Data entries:
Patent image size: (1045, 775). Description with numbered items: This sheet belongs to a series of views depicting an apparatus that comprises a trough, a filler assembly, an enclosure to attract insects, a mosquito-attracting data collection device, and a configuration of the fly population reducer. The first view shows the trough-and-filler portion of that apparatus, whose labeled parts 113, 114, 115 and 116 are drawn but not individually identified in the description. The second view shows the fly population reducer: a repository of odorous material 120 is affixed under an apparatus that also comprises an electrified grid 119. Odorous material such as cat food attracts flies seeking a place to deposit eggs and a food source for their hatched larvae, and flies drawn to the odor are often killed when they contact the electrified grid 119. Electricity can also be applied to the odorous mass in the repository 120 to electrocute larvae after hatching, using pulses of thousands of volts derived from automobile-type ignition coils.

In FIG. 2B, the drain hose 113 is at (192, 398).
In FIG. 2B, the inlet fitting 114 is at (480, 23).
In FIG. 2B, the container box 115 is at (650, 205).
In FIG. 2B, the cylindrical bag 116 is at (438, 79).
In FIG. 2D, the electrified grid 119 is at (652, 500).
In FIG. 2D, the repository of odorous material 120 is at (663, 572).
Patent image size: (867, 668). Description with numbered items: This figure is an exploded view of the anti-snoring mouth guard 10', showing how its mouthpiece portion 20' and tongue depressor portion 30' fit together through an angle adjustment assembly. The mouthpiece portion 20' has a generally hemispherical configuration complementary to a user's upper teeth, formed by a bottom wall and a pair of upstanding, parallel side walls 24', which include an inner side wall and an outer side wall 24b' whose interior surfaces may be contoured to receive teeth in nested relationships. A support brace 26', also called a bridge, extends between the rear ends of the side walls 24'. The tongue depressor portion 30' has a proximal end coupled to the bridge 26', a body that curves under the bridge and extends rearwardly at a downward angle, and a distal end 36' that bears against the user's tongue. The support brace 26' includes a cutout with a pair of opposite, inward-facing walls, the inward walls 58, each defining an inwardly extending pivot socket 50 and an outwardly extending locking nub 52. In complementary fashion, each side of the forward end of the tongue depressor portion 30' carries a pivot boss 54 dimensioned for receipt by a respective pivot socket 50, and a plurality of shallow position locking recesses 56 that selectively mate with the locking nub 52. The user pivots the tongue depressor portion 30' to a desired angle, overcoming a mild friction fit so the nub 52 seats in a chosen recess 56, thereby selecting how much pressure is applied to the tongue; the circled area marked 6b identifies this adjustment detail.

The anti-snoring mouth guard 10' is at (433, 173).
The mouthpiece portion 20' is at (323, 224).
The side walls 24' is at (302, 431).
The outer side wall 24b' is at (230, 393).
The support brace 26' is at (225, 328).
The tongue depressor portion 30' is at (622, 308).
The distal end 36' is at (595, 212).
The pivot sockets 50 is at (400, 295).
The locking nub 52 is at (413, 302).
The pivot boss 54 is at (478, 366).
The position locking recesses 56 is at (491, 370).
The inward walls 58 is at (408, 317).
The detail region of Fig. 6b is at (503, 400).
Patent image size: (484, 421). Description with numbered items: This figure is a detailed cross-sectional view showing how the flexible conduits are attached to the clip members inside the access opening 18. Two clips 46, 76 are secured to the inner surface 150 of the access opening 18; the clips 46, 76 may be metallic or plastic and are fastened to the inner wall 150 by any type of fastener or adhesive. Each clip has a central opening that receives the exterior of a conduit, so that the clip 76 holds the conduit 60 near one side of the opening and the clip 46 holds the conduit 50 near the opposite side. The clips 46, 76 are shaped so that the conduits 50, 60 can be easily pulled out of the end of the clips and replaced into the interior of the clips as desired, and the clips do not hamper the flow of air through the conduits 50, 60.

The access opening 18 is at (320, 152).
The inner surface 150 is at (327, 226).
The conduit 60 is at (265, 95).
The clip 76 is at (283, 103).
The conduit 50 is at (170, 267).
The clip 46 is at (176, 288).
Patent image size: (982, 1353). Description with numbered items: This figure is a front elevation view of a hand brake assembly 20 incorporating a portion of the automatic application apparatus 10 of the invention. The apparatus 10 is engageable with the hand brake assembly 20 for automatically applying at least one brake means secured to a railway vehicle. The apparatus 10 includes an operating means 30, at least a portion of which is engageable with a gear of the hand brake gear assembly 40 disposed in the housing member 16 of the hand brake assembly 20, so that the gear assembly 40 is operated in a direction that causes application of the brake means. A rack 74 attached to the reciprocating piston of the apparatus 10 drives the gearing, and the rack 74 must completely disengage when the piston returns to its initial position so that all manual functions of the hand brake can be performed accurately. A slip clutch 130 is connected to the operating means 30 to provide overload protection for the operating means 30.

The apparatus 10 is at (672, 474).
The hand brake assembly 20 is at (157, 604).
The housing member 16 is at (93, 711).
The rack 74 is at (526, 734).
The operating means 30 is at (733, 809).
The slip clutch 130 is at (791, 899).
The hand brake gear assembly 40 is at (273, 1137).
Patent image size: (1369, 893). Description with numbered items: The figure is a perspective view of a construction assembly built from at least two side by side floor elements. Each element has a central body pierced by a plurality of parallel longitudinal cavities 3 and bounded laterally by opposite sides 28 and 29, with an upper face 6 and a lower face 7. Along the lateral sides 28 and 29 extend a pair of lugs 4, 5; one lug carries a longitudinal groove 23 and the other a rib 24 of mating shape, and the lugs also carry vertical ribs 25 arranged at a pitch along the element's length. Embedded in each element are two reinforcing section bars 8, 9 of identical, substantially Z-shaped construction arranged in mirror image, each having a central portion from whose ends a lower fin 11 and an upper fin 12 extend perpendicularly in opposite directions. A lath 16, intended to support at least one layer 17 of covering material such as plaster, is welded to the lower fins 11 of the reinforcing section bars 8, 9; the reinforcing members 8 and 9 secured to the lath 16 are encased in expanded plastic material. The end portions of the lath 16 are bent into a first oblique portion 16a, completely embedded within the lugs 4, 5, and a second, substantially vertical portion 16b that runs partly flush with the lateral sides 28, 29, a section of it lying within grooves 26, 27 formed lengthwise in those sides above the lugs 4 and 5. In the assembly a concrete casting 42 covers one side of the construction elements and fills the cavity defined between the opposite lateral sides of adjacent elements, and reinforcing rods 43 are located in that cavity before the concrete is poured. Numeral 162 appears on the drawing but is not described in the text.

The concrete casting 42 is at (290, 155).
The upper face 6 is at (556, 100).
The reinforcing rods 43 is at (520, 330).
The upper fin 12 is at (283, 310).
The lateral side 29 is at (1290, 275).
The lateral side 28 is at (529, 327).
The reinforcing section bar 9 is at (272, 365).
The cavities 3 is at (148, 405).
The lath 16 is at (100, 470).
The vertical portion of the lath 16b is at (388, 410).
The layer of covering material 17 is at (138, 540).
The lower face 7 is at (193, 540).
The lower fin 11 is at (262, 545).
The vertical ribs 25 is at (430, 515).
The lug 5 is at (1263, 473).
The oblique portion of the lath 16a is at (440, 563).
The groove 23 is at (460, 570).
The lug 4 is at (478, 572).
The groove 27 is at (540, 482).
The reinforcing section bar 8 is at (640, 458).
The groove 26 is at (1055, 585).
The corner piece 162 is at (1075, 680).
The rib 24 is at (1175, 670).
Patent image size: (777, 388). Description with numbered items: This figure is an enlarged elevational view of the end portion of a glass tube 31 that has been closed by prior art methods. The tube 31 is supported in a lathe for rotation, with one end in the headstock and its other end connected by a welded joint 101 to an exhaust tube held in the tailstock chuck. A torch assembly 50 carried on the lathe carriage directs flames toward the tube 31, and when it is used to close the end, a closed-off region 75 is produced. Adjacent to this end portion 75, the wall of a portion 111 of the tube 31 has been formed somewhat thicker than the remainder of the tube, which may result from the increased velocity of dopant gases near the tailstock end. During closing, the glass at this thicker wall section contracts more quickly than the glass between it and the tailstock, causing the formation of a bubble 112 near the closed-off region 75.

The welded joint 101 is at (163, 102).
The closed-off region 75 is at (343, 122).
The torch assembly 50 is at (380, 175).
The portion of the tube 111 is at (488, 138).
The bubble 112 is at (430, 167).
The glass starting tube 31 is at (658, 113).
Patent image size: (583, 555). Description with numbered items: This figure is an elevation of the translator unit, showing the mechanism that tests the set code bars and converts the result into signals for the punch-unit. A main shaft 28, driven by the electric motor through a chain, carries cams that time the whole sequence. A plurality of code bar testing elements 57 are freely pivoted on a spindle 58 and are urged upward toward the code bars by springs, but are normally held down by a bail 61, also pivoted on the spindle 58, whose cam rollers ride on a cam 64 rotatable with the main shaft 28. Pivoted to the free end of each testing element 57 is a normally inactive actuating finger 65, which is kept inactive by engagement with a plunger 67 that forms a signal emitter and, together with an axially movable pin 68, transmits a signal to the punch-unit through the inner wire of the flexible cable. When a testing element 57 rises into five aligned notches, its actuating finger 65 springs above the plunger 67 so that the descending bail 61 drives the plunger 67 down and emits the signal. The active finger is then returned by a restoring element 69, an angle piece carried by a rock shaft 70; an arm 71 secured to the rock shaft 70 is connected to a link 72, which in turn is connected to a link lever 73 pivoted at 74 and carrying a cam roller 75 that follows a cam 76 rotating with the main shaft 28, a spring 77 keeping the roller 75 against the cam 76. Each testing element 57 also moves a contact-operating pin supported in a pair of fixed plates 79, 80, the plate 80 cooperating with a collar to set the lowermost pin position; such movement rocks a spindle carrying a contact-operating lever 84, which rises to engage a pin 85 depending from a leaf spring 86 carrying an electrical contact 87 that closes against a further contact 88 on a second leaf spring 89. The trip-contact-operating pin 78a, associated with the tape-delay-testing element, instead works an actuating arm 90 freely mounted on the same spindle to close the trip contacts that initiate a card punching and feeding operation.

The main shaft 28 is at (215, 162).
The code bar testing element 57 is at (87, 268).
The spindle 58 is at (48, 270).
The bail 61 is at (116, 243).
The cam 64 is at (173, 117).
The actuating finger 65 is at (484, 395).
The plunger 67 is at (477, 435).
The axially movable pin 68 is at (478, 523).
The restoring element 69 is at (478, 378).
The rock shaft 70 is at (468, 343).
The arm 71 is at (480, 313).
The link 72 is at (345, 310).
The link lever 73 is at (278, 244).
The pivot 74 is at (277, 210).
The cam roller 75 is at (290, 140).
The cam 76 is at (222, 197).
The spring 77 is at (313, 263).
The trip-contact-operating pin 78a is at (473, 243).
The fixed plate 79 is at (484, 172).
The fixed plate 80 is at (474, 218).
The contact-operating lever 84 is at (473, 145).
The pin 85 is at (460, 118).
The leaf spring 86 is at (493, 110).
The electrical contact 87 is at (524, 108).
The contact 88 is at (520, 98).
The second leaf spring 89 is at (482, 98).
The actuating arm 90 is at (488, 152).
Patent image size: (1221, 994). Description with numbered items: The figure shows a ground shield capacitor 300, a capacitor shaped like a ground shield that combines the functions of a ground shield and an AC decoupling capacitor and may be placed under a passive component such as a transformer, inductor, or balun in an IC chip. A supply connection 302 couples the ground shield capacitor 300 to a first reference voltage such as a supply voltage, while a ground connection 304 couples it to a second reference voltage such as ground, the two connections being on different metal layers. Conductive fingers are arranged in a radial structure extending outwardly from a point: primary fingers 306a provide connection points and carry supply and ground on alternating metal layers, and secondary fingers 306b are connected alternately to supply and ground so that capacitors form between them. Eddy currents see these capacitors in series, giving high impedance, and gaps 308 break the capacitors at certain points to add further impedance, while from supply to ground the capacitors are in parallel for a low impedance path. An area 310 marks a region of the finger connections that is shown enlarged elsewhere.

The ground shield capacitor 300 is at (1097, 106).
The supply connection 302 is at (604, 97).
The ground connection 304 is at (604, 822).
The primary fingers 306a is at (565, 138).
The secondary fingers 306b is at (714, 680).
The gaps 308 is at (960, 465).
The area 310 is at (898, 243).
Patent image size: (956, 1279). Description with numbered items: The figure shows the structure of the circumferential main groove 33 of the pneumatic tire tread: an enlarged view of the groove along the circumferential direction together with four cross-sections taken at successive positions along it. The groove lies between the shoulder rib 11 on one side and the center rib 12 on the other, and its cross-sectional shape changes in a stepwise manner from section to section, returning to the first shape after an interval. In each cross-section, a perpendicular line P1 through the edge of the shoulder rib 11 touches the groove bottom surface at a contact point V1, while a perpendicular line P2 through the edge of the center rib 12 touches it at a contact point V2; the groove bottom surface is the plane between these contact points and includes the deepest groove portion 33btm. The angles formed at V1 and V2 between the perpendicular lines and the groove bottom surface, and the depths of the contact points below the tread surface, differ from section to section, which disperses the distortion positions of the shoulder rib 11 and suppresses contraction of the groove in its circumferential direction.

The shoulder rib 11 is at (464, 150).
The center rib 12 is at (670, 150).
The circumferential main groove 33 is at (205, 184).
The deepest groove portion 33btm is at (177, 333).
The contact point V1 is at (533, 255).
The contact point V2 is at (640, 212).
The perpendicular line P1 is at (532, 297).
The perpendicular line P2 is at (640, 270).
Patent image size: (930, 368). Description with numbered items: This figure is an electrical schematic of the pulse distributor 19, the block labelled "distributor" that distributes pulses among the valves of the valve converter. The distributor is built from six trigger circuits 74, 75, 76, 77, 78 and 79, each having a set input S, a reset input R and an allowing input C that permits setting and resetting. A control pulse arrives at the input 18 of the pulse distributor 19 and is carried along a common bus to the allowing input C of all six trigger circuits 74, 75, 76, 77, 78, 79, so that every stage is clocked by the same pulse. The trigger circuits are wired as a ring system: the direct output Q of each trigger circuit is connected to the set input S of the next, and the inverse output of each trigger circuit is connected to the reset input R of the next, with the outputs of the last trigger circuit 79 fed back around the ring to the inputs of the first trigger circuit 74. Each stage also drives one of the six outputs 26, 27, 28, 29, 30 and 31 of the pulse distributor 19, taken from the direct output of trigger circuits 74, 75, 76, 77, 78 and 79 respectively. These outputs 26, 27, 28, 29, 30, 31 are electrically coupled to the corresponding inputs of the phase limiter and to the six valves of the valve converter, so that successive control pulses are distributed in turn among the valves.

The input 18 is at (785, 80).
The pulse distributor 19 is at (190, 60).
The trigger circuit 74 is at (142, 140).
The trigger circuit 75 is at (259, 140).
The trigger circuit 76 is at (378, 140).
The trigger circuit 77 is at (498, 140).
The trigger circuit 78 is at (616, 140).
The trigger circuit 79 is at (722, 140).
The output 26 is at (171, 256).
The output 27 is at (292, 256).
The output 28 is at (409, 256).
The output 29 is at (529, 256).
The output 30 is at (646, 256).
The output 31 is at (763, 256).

◆ Exercise details ◆
Rewrite the records starting with the line containing "Patent image size: (484, 421)." and going on through the line containing "The inner surface 150 is at (327, 226).", changing "cross-sectional view" to "sectional view" and leaving everything else unchanged.

◆ Written response ◆
Patent image size: (484, 421). Description with numbered items: This figure is a detailed sectional view showing how the flexible conduits are attached to the clip members inside the access opening 18. Two clips 46, 76 are secured to the inner surface 150 of the access opening 18; the clips 46, 76 may be metallic or plastic and are fastened to the inner wall 150 by any type of fastener or adhesive. Each clip has a central opening that receives the exterior of a conduit, so that the clip 76 holds the conduit 60 near one side of the opening and the clip 46 holds the conduit 50 near the opposite side. The clips 46, 76 are shaped so that the conduits 50, 60 can be easily pulled out of the end of the clips and replaced into the interior of the clips as desired, and the clips do not hamper the flow of air through the conduits 50, 60.

The access opening 18 is at (320, 152).
The inner surface 150 is at (327, 226).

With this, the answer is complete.